The problem:
Pick out all lines of the entries that include the word "typical" and copy them.
>> BEGIN Provided data
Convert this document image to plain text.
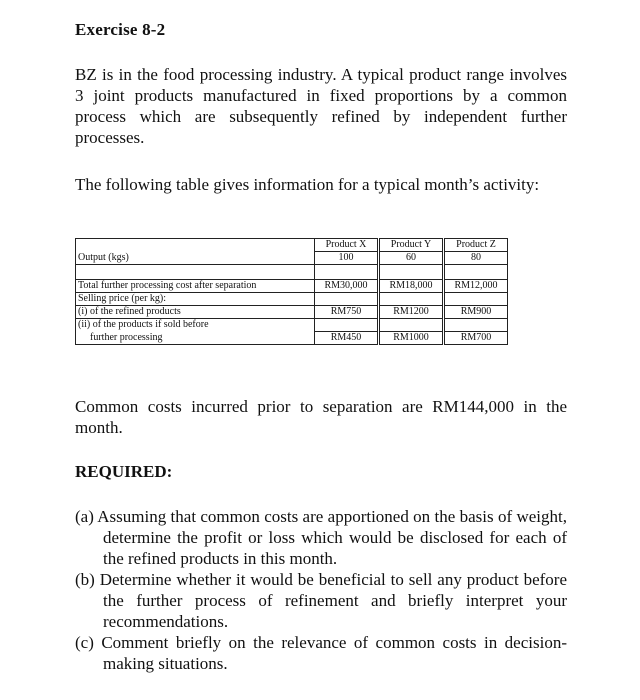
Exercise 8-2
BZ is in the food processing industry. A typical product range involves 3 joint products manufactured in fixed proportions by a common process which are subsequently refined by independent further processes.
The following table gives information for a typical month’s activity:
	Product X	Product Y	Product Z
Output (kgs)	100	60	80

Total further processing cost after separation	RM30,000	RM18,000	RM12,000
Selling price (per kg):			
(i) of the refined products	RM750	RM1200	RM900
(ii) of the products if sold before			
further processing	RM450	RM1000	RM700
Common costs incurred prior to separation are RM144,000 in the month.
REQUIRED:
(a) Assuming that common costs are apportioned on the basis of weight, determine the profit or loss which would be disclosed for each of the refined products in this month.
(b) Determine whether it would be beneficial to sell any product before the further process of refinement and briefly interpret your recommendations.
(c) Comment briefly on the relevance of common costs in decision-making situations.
>> END Provided data
>> BEGIN Provided data
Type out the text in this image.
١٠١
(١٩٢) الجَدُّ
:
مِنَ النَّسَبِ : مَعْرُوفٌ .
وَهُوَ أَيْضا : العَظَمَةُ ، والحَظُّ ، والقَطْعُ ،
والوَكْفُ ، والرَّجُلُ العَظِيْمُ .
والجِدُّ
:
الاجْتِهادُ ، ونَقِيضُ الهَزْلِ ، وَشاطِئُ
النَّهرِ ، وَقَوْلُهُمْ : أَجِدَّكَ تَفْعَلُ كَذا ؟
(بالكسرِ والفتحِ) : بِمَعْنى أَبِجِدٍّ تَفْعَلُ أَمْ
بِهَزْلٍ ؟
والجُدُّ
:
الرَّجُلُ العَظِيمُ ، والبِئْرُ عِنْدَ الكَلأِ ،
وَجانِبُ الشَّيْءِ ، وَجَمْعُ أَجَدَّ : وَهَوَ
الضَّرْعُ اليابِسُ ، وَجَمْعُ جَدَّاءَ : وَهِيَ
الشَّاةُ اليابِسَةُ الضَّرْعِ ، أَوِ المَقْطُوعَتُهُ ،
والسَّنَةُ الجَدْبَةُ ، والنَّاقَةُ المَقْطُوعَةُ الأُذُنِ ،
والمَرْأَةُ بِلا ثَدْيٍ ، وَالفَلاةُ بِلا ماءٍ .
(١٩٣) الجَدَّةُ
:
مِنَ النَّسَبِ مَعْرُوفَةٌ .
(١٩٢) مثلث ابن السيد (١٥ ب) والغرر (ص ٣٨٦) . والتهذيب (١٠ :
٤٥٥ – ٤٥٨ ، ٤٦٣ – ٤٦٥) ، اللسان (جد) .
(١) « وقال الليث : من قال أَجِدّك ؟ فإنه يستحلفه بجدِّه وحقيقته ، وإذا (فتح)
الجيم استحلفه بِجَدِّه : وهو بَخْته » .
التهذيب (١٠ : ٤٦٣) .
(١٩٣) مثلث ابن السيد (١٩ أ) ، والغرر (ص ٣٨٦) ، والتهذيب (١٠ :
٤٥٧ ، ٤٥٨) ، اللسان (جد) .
>> END Provided data
Answer in full:
BZ is in the food processing industry. A typical product range involves 3 joint products manufactured in fixed proportions by a common process which are subsequently refined by independent further processes.
The following table gives information for a typical month’s activity:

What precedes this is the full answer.